- _DIRECTION_: Determine which lines contain the word "date", then copy those lines.

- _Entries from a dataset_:

----

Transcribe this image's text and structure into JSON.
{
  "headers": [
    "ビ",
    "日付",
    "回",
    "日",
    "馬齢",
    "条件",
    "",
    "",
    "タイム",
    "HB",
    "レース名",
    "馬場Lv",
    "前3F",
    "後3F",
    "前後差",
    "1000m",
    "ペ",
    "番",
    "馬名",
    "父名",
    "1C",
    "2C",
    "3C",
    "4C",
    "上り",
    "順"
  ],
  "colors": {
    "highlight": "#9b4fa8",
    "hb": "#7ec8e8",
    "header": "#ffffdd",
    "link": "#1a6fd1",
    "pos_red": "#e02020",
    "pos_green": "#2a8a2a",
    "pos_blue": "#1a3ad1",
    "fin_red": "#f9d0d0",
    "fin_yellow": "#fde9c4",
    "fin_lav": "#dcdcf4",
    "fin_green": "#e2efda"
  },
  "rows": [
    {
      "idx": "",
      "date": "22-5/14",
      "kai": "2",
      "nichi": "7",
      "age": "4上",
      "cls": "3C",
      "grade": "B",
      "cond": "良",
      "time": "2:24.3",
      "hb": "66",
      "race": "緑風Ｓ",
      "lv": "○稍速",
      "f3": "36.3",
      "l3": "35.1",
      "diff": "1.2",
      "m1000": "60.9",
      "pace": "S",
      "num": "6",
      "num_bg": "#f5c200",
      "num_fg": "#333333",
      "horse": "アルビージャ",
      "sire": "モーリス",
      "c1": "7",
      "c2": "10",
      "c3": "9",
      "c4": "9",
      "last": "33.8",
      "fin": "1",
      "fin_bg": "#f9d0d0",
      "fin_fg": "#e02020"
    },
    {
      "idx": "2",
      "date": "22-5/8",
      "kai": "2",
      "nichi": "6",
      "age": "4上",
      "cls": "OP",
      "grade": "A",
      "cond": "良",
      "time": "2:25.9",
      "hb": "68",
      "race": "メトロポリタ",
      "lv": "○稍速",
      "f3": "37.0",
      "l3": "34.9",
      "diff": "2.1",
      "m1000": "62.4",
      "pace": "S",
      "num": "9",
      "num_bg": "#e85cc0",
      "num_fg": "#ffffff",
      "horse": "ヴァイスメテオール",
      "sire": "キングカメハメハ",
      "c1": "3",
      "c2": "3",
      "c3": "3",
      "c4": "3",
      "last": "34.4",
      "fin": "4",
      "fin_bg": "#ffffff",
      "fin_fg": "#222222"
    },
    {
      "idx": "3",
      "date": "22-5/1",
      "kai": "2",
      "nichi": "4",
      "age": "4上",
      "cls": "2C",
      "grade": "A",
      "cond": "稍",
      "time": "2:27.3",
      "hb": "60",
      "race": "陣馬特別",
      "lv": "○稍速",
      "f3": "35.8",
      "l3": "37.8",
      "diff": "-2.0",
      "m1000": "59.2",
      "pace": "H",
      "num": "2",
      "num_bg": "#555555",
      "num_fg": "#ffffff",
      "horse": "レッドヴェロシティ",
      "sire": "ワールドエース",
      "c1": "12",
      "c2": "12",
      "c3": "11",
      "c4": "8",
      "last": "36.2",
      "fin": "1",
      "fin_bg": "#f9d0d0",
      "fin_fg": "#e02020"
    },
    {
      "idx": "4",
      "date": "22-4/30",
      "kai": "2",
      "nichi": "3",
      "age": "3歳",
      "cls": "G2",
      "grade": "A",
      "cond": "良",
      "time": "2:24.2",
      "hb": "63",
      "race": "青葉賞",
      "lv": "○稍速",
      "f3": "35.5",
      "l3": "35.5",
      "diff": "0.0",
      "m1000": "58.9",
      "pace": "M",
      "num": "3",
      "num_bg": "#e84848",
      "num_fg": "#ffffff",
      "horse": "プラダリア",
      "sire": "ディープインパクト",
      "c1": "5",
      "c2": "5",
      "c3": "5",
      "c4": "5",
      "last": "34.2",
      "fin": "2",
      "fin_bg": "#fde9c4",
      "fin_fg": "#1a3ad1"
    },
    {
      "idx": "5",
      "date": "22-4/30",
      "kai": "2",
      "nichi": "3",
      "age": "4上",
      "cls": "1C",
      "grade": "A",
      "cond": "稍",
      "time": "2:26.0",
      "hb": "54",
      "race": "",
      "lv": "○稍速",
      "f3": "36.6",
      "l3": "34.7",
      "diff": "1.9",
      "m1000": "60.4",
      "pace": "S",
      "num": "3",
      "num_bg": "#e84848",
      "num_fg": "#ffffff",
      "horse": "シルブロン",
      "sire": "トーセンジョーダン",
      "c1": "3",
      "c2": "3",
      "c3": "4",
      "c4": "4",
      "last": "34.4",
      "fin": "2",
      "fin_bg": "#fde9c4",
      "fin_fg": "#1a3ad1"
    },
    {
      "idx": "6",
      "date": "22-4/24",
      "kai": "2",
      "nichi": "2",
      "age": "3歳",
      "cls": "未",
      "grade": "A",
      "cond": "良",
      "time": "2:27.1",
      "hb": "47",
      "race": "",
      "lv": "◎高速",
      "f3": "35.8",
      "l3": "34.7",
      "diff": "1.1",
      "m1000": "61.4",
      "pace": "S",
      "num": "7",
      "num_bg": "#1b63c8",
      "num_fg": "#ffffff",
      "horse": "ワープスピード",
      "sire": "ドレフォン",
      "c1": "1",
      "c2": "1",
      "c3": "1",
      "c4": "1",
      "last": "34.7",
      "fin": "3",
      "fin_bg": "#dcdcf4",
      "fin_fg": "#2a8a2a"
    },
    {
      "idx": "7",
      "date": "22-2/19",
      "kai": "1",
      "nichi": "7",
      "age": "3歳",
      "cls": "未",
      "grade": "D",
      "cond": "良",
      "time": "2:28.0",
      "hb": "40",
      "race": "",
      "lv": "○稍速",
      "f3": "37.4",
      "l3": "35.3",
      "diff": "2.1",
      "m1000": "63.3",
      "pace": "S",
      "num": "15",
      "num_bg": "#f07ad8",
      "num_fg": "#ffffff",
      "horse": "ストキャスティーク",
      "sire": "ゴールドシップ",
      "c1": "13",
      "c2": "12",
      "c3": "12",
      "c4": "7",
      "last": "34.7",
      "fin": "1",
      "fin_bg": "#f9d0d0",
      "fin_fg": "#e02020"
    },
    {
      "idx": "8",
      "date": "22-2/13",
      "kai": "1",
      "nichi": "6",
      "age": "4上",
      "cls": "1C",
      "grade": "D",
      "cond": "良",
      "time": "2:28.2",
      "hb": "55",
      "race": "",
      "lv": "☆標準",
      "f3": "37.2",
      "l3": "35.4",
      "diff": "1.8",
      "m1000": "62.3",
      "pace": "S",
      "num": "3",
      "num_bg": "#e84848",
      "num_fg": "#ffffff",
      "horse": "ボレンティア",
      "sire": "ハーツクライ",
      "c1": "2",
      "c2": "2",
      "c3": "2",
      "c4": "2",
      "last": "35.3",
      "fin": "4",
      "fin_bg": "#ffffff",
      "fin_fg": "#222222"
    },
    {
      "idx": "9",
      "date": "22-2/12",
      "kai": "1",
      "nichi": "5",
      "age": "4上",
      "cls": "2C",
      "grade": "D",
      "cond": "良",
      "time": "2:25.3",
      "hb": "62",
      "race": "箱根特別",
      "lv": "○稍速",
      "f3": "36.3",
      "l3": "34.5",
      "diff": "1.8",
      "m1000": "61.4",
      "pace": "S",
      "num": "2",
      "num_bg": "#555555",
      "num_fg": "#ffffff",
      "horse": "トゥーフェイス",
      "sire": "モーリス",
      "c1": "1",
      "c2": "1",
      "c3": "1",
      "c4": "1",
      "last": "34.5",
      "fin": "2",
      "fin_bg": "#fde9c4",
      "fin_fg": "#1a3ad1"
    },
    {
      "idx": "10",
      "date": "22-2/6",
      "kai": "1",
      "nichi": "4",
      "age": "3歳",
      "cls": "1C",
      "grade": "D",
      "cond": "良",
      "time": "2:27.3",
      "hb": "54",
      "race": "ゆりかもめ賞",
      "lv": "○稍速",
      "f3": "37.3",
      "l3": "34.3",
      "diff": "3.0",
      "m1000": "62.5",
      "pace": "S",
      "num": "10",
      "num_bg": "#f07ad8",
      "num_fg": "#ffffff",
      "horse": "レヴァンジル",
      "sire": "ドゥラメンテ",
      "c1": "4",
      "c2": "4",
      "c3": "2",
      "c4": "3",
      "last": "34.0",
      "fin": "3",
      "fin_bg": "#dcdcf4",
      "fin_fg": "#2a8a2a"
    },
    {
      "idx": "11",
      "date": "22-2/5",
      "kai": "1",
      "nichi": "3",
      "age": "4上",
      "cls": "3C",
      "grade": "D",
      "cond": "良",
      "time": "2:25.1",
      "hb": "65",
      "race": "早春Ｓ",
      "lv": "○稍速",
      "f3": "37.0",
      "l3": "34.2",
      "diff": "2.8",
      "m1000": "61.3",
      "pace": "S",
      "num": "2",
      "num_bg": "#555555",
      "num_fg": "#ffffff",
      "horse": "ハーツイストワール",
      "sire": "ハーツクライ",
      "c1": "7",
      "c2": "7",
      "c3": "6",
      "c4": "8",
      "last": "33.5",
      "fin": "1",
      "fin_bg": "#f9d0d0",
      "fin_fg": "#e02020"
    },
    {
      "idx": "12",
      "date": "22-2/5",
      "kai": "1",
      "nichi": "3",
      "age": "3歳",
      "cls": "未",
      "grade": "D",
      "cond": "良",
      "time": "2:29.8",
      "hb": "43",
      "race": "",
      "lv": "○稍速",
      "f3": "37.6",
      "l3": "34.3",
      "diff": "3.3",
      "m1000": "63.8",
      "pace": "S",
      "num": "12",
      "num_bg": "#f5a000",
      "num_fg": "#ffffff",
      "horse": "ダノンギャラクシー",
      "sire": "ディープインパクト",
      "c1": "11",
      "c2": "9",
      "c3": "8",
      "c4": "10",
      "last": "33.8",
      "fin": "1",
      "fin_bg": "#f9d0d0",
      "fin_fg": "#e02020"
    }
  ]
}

----

- _EXPECTED ANSWER_:
      "date": "22-5/14",
      "date": "22-5/8",
      "date": "22-5/1",
      "date": "22-4/30",
      "date": "22-4/30",
      "date": "22-4/24",
      "date": "22-2/19",
      "date": "22-2/13",
      "date": "22-2/12",
      "date": "22-2/6",
      "date": "22-2/5",
      "date": "22-2/5",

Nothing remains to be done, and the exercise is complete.